Leave out any pictures and transcribe all other data below exactly.

╭─ Data excerpts

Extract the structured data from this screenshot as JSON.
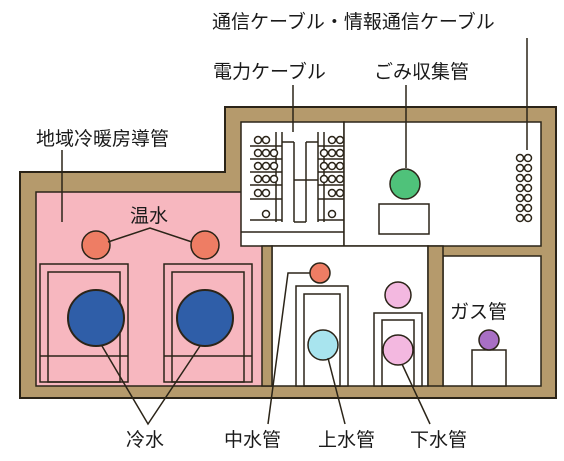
{
  "labels": {
    "telecom_cable": "通信ケーブル・情報通信ケーブル",
    "power_cable": "電力ケーブル",
    "garbage_pipe": "ごみ収集管",
    "district_heating_pipe": "地域冷暖房導管",
    "hot_water": "温水",
    "gas_pipe": "ガス管",
    "cold_water": "冷水",
    "reclaimed_water_pipe": "中水管",
    "water_supply_pipe": "上水管",
    "sewer_pipe": "下水管"
  },
  "colors": {
    "wall": "#b59a6c",
    "wall_outline": "#2b2418",
    "heating_zone": "#f7b7bf",
    "hot_water_pipe": "#ee7d64",
    "cold_water_pipe": "#2f5ea8",
    "garbage_pipe": "#4fc27a",
    "reclaimed_water_pipe": "#ee7d64",
    "water_supply_pipe": "#a8e4ee",
    "sewer_pipe": "#f3b8e0",
    "gas_pipe": "#a86fc4"
  }
}
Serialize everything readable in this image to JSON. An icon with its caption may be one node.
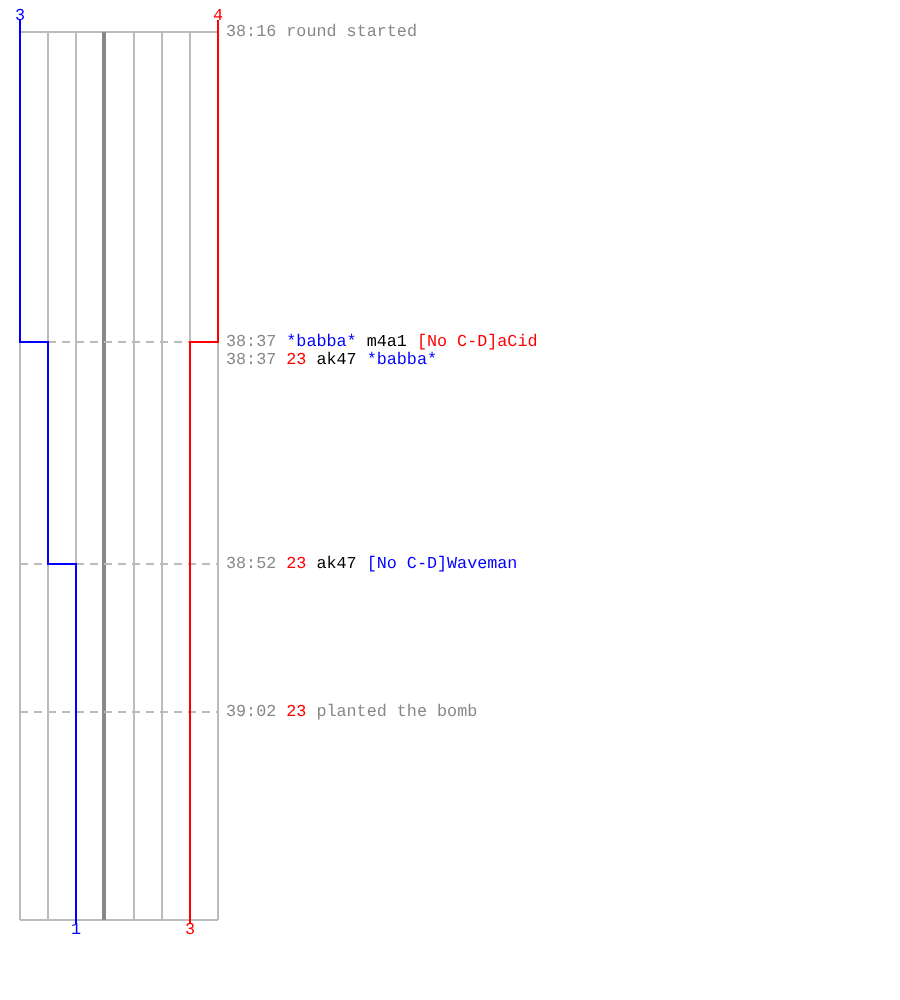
{
  "diagram": {
    "labels": [
      "3",
      "4",
      "38:16",
      "round started",
      "38:37",
      "*babba*",
      "m4a1",
      "[No C-D]aCid",
      "38:37",
      "23",
      "ak47",
      "*babba*",
      "38:52",
      "23",
      "ak47",
      "[No C-D]Waveman",
      "39:02",
      "23",
      "planted the bomb",
      "1",
      "3"
    ]
  }
}
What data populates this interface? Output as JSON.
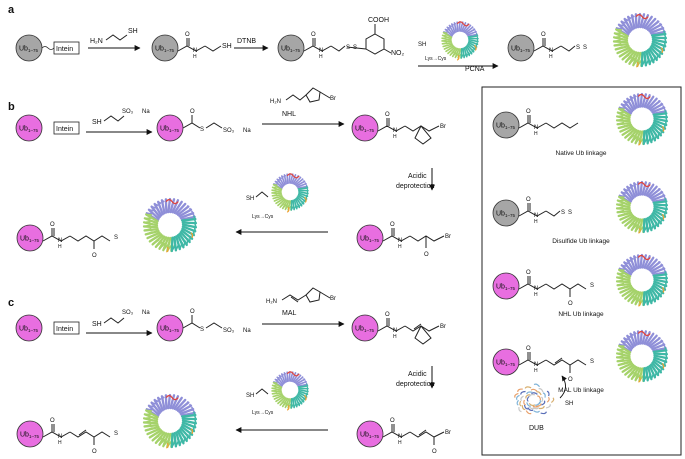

╰─

**Solution for this exercise**:
Extract the structured data from this screenshot as JSON.
{
  "labels": {
    "telecom_cable": "通信ケーブル・情報通信ケーブル",
    "power_cable": "電力ケーブル",
    "garbage_pipe": "ごみ収集管",
    "district_heating_pipe": "地域冷暖房導管",
    "hot_water": "温水",
    "gas_pipe": "ガス管",
    "cold_water": "冷水",
    "reclaimed_water_pipe": "中水管",
    "water_supply_pipe": "上水管",
    "sewer_pipe": "下水管"
  },
  "colors": {
    "wall": "#b59a6c",
    "wall_outline": "#2b2418",
    "heating_zone": "#f7b7bf",
    "hot_water_pipe": "#ee7d64",
    "cold_water_pipe": "#2f5ea8",
    "garbage_pipe": "#4fc27a",
    "reclaimed_water_pipe": "#ee7d64",
    "water_supply_pipe": "#a8e4ee",
    "sewer_pipe": "#f3b8e0",
    "gas_pipe": "#a86fc4"
  }
}
Serialize everything readable in this image to JSON. An icon with its caption may be one node.
{
  "diagram": {
    "labels": [
      "3",
      "4",
      "38:16",
      "round started",
      "38:37",
      "*babba*",
      "m4a1",
      "[No C-D]aCid",
      "38:37",
      "23",
      "ak47",
      "*babba*",
      "38:52",
      "23",
      "ak47",
      "[No C-D]Waveman",
      "39:02",
      "23",
      "planted the bomb",
      "1",
      "3"
    ]
  }
}
What data populates this interface? Output as JSON.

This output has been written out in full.